What is needed -> Repeat every record below exactly as it appears.

Saved entries
┄┄┄┄┄┄┄┄┄┄┄┄┄┄┄┄┄┄┄┄

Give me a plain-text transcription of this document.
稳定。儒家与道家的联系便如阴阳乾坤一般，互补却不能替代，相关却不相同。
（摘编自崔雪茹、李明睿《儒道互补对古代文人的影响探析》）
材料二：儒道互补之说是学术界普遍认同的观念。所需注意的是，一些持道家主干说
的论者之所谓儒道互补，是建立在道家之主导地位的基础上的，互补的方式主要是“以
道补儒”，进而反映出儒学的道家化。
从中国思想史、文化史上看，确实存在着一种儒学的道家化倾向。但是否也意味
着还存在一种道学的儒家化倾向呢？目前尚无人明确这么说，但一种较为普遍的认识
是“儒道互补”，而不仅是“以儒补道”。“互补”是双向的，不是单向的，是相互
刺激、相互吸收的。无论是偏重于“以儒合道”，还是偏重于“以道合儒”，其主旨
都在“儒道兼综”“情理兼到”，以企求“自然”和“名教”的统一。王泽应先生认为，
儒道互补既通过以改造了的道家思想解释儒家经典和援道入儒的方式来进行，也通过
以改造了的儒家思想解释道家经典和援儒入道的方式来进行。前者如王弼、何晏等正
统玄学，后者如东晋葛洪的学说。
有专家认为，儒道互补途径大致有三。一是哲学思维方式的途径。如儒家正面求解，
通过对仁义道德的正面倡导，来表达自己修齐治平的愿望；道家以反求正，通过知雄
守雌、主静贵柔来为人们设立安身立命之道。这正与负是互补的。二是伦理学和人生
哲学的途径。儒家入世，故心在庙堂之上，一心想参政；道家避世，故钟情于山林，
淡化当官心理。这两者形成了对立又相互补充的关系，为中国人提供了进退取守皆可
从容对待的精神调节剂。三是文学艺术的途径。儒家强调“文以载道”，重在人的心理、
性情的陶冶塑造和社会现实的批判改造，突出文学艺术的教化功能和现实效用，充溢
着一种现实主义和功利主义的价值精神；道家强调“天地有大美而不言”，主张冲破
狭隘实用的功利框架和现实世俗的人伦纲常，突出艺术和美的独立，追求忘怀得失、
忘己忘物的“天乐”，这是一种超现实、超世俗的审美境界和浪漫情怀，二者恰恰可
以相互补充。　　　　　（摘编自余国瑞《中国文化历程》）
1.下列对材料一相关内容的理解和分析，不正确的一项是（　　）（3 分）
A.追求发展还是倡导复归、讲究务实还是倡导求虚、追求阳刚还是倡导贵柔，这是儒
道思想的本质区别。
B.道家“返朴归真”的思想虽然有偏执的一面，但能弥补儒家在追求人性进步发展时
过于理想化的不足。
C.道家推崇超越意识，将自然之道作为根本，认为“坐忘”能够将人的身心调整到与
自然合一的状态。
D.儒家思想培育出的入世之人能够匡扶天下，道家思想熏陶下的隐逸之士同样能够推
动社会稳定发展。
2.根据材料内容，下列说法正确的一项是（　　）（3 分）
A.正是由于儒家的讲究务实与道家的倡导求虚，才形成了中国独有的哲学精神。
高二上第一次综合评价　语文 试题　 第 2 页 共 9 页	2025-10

┄┄┄┄┄┄┄┄┄┄┄┄┄┄┄┄┄┄┄┄

Task output ->
Give me a plain-text transcription of this document.
稳定。儒家与道家的联系便如阴阳乾坤一般，互补却不能替代，相关却不相同。
（摘编自崔雪茹、李明睿《儒道互补对古代文人的影响探析》）
材料二：儒道互补之说是学术界普遍认同的观念。所需注意的是，一些持道家主干说
的论者之所谓儒道互补，是建立在道家之主导地位的基础上的，互补的方式主要是“以
道补儒”，进而反映出儒学的道家化。
从中国思想史、文化史上看，确实存在着一种儒学的道家化倾向。但是否也意味
着还存在一种道学的儒家化倾向呢？目前尚无人明确这么说，但一种较为普遍的认识
是“儒道互补”，而不仅是“以儒补道”。“互补”是双向的，不是单向的，是相互
刺激、相互吸收的。无论是偏重于“以儒合道”，还是偏重于“以道合儒”，其主旨
都在“儒道兼综”“情理兼到”，以企求“自然”和“名教”的统一。王泽应先生认为，
儒道互补既通过以改造了的道家思想解释儒家经典和援道入儒的方式来进行，也通过
以改造了的儒家思想解释道家经典和援儒入道的方式来进行。前者如王弼、何晏等正
统玄学，后者如东晋葛洪的学说。
有专家认为，儒道互补途径大致有三。一是哲学思维方式的途径。如儒家正面求解，
通过对仁义道德的正面倡导，来表达自己修齐治平的愿望；道家以反求正，通过知雄
守雌、主静贵柔来为人们设立安身立命之道。这正与负是互补的。二是伦理学和人生
哲学的途径。儒家入世，故心在庙堂之上，一心想参政；道家避世，故钟情于山林，
淡化当官心理。这两者形成了对立又相互补充的关系，为中国人提供了进退取守皆可
从容对待的精神调节剂。三是文学艺术的途径。儒家强调“文以载道”，重在人的心理、
性情的陶冶塑造和社会现实的批判改造，突出文学艺术的教化功能和现实效用，充溢
着一种现实主义和功利主义的价值精神；道家强调“天地有大美而不言”，主张冲破
狭隘实用的功利框架和现实世俗的人伦纲常，突出艺术和美的独立，追求忘怀得失、
忘己忘物的“天乐”，这是一种超现实、超世俗的审美境界和浪漫情怀，二者恰恰可
以相互补充。　　　　　（摘编自余国瑞《中国文化历程》）
1.下列对材料一相关内容的理解和分析，不正确的一项是（　　）（3 分）
A.追求发展还是倡导复归、讲究务实还是倡导求虚、追求阳刚还是倡导贵柔，这是儒
道思想的本质区别。
B.道家“返朴归真”的思想虽然有偏执的一面，但能弥补儒家在追求人性进步发展时
过于理想化的不足。
C.道家推崇超越意识，将自然之道作为根本，认为“坐忘”能够将人的身心调整到与
自然合一的状态。
D.儒家思想培育出的入世之人能够匡扶天下，道家思想熏陶下的隐逸之士同样能够推
动社会稳定发展。
2.根据材料内容，下列说法正确的一项是（　　）（3 分）
A.正是由于儒家的讲究务实与道家的倡导求虚，才形成了中国独有的哲学精神。
高二上第一次综合评价　语文 试题　 第 2 页 共 9 页	2025-10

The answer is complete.